• TASK OBJECTIVE
What is the count of lines in the listing below that hold the string "GOLTA"? Reply with that number alone.
-- start of PROVIDED INFORMATION --
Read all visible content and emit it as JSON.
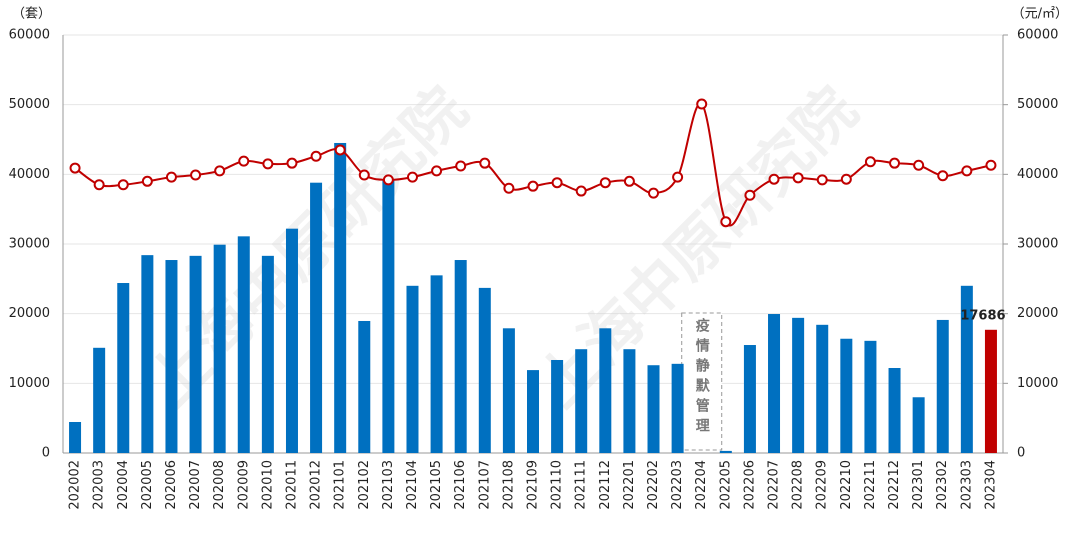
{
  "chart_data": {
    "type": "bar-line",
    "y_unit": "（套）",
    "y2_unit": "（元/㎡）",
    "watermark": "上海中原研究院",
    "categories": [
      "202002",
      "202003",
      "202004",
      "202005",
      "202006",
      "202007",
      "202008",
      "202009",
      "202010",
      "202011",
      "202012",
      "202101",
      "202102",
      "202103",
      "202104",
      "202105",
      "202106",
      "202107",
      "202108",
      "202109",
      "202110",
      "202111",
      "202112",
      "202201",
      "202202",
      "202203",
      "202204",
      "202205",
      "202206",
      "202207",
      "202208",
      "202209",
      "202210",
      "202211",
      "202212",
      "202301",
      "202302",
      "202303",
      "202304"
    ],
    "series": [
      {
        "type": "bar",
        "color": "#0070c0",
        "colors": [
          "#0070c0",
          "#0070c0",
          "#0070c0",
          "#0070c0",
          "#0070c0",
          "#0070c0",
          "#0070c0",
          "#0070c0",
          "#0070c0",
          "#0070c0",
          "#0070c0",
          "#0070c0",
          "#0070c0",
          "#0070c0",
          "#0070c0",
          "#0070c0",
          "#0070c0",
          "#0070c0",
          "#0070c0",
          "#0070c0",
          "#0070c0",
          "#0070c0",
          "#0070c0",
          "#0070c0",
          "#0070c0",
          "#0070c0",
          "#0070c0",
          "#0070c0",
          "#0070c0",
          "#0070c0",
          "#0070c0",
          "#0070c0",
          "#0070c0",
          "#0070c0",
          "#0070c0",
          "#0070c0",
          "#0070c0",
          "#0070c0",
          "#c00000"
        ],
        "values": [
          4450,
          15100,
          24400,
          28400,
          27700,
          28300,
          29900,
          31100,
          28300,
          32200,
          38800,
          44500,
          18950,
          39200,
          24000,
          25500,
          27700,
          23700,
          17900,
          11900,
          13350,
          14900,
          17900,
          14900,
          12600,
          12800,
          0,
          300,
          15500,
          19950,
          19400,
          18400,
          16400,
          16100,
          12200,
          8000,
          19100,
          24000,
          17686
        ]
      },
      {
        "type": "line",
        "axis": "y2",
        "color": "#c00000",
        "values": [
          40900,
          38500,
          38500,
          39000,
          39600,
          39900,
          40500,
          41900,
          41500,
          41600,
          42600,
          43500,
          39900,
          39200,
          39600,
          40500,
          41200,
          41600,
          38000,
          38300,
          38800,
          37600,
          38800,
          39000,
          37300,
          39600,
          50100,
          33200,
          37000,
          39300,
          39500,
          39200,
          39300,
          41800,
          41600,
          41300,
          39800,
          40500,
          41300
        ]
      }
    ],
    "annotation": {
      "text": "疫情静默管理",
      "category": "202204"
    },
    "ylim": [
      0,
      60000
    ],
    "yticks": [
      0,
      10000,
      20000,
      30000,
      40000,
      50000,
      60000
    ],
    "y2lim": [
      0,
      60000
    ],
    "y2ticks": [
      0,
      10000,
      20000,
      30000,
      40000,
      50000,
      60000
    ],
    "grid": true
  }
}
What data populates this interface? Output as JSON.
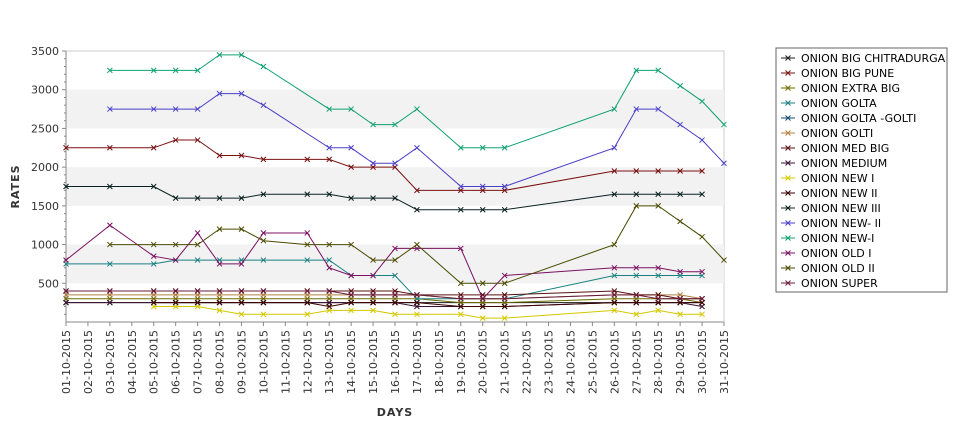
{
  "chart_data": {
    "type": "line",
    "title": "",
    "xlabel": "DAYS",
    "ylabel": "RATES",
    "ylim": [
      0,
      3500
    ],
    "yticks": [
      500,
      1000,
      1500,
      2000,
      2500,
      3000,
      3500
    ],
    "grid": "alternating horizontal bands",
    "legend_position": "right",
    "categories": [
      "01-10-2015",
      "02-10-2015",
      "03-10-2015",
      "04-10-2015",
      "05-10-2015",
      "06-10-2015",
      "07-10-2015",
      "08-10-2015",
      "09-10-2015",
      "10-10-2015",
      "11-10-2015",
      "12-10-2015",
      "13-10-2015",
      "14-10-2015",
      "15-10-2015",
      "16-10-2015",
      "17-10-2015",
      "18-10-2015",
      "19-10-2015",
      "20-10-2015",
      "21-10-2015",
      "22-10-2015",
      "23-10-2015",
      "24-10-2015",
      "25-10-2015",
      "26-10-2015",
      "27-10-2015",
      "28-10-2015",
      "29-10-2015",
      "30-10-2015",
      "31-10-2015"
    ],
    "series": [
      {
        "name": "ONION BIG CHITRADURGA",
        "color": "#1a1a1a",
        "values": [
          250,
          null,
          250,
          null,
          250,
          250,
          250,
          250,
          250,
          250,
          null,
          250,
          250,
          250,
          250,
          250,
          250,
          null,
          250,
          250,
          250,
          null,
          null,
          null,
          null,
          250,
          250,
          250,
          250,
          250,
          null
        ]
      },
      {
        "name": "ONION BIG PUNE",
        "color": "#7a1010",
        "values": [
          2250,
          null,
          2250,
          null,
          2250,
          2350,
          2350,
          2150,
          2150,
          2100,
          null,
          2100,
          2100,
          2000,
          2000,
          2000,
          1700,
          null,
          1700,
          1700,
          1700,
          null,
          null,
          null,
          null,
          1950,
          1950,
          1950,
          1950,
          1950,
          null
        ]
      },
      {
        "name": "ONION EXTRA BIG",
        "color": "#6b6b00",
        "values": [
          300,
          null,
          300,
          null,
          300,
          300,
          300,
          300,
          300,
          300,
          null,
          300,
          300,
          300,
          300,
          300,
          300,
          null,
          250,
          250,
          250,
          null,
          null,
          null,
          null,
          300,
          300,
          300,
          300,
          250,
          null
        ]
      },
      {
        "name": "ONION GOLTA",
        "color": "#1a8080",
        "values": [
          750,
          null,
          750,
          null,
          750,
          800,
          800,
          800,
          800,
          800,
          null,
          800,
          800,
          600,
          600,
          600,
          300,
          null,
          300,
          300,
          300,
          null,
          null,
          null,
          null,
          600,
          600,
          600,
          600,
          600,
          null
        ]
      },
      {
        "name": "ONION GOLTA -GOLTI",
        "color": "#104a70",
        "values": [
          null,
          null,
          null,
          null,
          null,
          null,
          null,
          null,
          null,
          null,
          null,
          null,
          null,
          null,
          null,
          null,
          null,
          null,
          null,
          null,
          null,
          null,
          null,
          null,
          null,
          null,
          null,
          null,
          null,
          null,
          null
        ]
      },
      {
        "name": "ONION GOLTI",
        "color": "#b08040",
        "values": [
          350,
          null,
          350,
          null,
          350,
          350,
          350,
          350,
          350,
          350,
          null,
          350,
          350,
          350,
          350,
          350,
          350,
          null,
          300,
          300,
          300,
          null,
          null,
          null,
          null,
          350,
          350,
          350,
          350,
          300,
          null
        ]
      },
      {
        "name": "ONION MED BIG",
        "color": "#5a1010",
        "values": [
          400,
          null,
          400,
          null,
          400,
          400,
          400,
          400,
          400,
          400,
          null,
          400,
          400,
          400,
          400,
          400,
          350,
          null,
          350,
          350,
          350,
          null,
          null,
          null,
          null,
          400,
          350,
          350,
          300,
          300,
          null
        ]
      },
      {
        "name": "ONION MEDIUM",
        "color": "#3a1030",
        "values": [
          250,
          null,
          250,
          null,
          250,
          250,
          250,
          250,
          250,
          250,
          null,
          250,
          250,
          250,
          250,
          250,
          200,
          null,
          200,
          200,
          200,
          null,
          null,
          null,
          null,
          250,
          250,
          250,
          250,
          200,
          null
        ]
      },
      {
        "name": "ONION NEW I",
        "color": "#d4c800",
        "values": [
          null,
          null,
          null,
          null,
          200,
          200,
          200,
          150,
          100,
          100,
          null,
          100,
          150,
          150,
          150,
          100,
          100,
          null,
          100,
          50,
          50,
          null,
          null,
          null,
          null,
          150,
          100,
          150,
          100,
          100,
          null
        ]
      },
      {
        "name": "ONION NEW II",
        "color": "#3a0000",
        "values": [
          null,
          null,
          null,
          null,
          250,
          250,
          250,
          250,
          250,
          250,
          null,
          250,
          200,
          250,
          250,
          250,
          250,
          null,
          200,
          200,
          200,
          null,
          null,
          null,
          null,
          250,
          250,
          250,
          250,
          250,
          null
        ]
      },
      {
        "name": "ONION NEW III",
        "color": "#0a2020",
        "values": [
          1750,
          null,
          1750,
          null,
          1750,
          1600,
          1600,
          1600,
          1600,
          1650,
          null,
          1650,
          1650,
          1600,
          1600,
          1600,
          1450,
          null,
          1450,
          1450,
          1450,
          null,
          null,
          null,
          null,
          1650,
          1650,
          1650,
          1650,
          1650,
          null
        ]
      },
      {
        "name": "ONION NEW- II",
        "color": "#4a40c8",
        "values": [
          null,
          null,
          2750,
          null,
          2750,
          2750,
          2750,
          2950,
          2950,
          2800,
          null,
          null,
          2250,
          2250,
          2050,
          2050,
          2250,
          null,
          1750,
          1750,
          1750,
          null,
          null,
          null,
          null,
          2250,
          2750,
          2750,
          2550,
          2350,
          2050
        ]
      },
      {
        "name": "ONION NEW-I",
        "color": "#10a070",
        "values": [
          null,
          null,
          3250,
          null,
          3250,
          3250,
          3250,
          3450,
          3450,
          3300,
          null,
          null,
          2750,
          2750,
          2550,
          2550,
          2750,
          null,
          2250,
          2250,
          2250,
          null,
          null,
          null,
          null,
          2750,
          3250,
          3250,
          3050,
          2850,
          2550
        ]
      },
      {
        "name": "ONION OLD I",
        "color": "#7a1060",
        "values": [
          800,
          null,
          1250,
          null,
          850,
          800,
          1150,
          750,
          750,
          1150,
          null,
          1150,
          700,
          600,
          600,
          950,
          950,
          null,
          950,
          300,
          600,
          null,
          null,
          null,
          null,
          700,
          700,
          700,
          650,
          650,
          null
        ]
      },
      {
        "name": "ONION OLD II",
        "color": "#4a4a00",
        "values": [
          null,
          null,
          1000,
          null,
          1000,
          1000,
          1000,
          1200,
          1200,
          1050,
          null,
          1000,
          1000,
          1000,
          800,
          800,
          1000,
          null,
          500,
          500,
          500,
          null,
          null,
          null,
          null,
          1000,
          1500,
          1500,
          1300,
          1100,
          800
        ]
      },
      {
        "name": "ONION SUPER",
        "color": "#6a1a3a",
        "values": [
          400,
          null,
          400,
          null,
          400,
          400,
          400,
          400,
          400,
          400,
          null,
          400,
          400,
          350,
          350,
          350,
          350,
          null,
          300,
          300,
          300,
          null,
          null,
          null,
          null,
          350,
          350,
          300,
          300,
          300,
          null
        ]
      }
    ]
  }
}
-- end of PROVIDED INFORMATION --
• SOLUTION TO THIS EXERCISE
2